** START OF DATA FOR THE TASK **
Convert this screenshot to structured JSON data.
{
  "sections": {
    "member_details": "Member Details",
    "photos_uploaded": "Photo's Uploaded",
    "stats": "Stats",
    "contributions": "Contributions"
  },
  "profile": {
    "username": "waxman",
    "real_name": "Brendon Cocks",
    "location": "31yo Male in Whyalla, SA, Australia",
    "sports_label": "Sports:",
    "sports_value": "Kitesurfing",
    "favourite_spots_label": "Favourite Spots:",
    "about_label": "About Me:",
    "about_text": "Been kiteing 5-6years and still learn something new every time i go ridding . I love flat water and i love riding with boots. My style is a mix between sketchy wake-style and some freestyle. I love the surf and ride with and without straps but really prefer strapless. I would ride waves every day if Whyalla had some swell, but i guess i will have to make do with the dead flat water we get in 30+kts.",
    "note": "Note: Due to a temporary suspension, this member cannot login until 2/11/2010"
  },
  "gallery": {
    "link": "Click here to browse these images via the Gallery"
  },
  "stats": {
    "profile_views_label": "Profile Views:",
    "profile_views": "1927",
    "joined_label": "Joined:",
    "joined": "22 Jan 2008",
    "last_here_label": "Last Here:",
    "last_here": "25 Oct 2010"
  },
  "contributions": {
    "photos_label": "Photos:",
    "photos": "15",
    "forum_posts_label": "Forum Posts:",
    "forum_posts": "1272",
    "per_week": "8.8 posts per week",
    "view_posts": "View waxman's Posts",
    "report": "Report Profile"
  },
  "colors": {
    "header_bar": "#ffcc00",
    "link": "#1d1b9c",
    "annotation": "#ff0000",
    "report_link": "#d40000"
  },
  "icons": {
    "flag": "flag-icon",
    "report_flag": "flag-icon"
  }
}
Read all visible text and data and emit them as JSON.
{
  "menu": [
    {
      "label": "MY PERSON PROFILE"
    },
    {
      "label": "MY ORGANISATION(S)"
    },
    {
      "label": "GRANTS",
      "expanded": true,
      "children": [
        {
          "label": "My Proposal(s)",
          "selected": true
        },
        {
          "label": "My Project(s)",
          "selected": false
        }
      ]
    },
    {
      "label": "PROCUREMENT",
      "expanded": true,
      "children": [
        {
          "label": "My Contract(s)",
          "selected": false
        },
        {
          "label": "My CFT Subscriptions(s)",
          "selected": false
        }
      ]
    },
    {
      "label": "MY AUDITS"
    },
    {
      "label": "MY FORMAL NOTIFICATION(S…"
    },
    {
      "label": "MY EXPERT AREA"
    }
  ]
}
** END OF DATA FOR THE TASK **
[SET PROBLEM] Go through the records above and set each one down exactly, please.

[SOLUTION TO THIS EXERCISE]
Convert this screenshot to structured JSON data.
{
  "sections": {
    "member_details": "Member Details",
    "photos_uploaded": "Photo's Uploaded",
    "stats": "Stats",
    "contributions": "Contributions"
  },
  "profile": {
    "username": "waxman",
    "real_name": "Brendon Cocks",
    "location": "31yo Male in Whyalla, SA, Australia",
    "sports_label": "Sports:",
    "sports_value": "Kitesurfing",
    "favourite_spots_label": "Favourite Spots:",
    "about_label": "About Me:",
    "about_text": "Been kiteing 5-6years and still learn something new every time i go ridding . I love flat water and i love riding with boots. My style is a mix between sketchy wake-style and some freestyle. I love the surf and ride with and without straps but really prefer strapless. I would ride waves every day if Whyalla had some swell, but i guess i will have to make do with the dead flat water we get in 30+kts.",
    "note": "Note: Due to a temporary suspension, this member cannot login until 2/11/2010"
  },
  "gallery": {
    "link": "Click here to browse these images via the Gallery"
  },
  "stats": {
    "profile_views_label": "Profile Views:",
    "profile_views": "1927",
    "joined_label": "Joined:",
    "joined": "22 Jan 2008",
    "last_here_label": "Last Here:",
    "last_here": "25 Oct 2010"
  },
  "contributions": {
    "photos_label": "Photos:",
    "photos": "15",
    "forum_posts_label": "Forum Posts:",
    "forum_posts": "1272",
    "per_week": "8.8 posts per week",
    "view_posts": "View waxman's Posts",
    "report": "Report Profile"
  },
  "colors": {
    "header_bar": "#ffcc00",
    "link": "#1d1b9c",
    "annotation": "#ff0000",
    "report_link": "#d40000"
  },
  "icons": {
    "flag": "flag-icon",
    "report_flag": "flag-icon"
  }
}
Read all visible text and data and emit them as JSON.
{
  "menu": [
    {
      "label": "MY PERSON PROFILE"
    },
    {
      "label": "MY ORGANISATION(S)"
    },
    {
      "label": "GRANTS",
      "expanded": true,
      "children": [
        {
          "label": "My Proposal(s)",
          "selected": true
        },
        {
          "label": "My Project(s)",
          "selected": false
        }
      ]
    },
    {
      "label": "PROCUREMENT",
      "expanded": true,
      "children": [
        {
          "label": "My Contract(s)",
          "selected": false
        },
        {
          "label": "My CFT Subscriptions(s)",
          "selected": false
        }
      ]
    },
    {
      "label": "MY AUDITS"
    },
    {
      "label": "MY FORMAL NOTIFICATION(S…"
    },
    {
      "label": "MY EXPERT AREA"
    }
  ]
}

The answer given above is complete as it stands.